Stated problem.
Your job is to retype all of the data word for word, leaving every image out.

Data provided.
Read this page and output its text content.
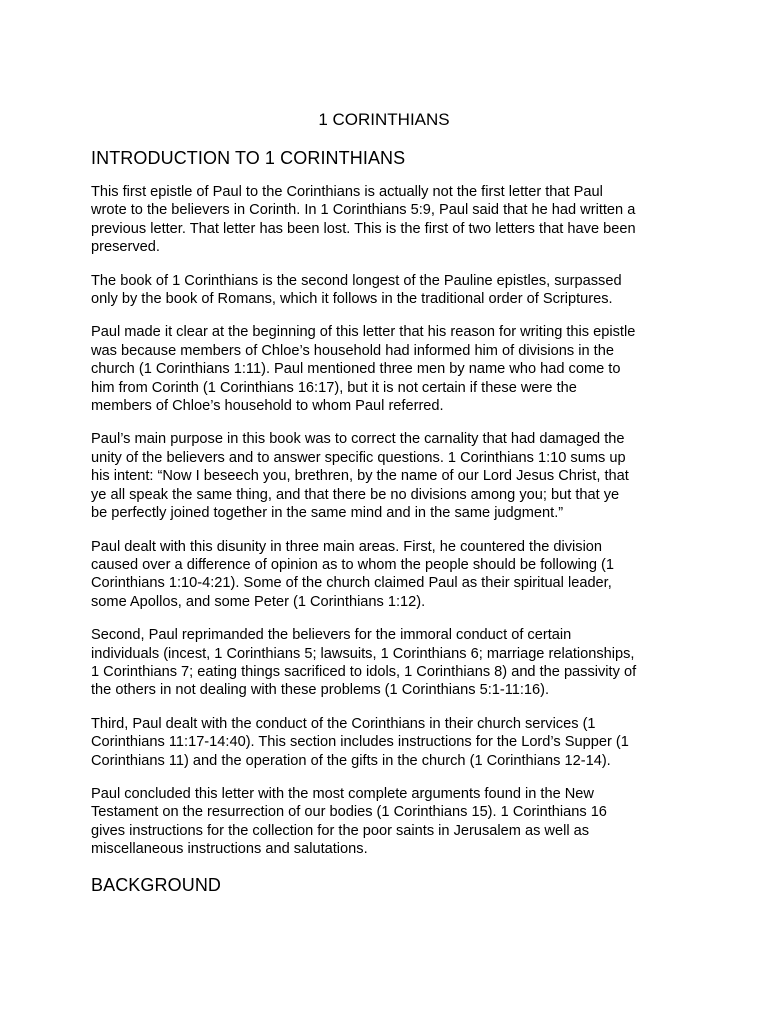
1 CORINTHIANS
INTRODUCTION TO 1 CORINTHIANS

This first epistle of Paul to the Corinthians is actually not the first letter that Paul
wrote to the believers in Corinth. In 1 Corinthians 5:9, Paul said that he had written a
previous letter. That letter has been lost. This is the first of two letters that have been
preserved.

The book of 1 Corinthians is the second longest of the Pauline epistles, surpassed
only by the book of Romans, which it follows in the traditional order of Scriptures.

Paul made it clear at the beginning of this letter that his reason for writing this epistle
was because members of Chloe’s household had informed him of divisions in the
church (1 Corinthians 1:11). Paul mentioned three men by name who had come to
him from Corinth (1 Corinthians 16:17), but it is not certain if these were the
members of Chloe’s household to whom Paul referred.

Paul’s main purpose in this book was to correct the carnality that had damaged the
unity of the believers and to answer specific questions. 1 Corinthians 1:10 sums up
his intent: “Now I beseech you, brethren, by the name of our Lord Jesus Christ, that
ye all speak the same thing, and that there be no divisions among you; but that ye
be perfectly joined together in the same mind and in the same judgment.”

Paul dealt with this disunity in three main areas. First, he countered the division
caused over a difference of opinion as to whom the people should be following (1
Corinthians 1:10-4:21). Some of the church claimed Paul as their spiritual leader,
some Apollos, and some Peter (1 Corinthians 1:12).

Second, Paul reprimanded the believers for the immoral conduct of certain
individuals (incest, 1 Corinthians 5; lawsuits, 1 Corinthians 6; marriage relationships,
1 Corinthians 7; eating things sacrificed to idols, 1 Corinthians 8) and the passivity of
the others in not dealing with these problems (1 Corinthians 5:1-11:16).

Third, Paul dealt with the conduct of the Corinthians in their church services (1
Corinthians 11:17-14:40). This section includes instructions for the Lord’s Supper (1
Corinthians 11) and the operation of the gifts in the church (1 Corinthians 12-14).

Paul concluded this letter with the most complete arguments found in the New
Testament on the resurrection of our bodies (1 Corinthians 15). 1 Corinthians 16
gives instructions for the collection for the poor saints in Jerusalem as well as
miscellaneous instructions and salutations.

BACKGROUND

Response to this exercise.
Read this page and output its text content.
1 CORINTHIANS
INTRODUCTION TO 1 CORINTHIANS

This first epistle of Paul to the Corinthians is actually not the first letter that Paul
wrote to the believers in Corinth. In 1 Corinthians 5:9, Paul said that he had written a
previous letter. That letter has been lost. This is the first of two letters that have been
preserved.

The book of 1 Corinthians is the second longest of the Pauline epistles, surpassed
only by the book of Romans, which it follows in the traditional order of Scriptures.

Paul made it clear at the beginning of this letter that his reason for writing this epistle
was because members of Chloe’s household had informed him of divisions in the
church (1 Corinthians 1:11). Paul mentioned three men by name who had come to
him from Corinth (1 Corinthians 16:17), but it is not certain if these were the
members of Chloe’s household to whom Paul referred.

Paul’s main purpose in this book was to correct the carnality that had damaged the
unity of the believers and to answer specific questions. 1 Corinthians 1:10 sums up
his intent: “Now I beseech you, brethren, by the name of our Lord Jesus Christ, that
ye all speak the same thing, and that there be no divisions among you; but that ye
be perfectly joined together in the same mind and in the same judgment.”

Paul dealt with this disunity in three main areas. First, he countered the division
caused over a difference of opinion as to whom the people should be following (1
Corinthians 1:10-4:21). Some of the church claimed Paul as their spiritual leader,
some Apollos, and some Peter (1 Corinthians 1:12).

Second, Paul reprimanded the believers for the immoral conduct of certain
individuals (incest, 1 Corinthians 5; lawsuits, 1 Corinthians 6; marriage relationships,
1 Corinthians 7; eating things sacrificed to idols, 1 Corinthians 8) and the passivity of
the others in not dealing with these problems (1 Corinthians 5:1-11:16).

Third, Paul dealt with the conduct of the Corinthians in their church services (1
Corinthians 11:17-14:40). This section includes instructions for the Lord’s Supper (1
Corinthians 11) and the operation of the gifts in the church (1 Corinthians 12-14).

Paul concluded this letter with the most complete arguments found in the New
Testament on the resurrection of our bodies (1 Corinthians 15). 1 Corinthians 16
gives instructions for the collection for the poor saints in Jerusalem as well as
miscellaneous instructions and salutations.

BACKGROUND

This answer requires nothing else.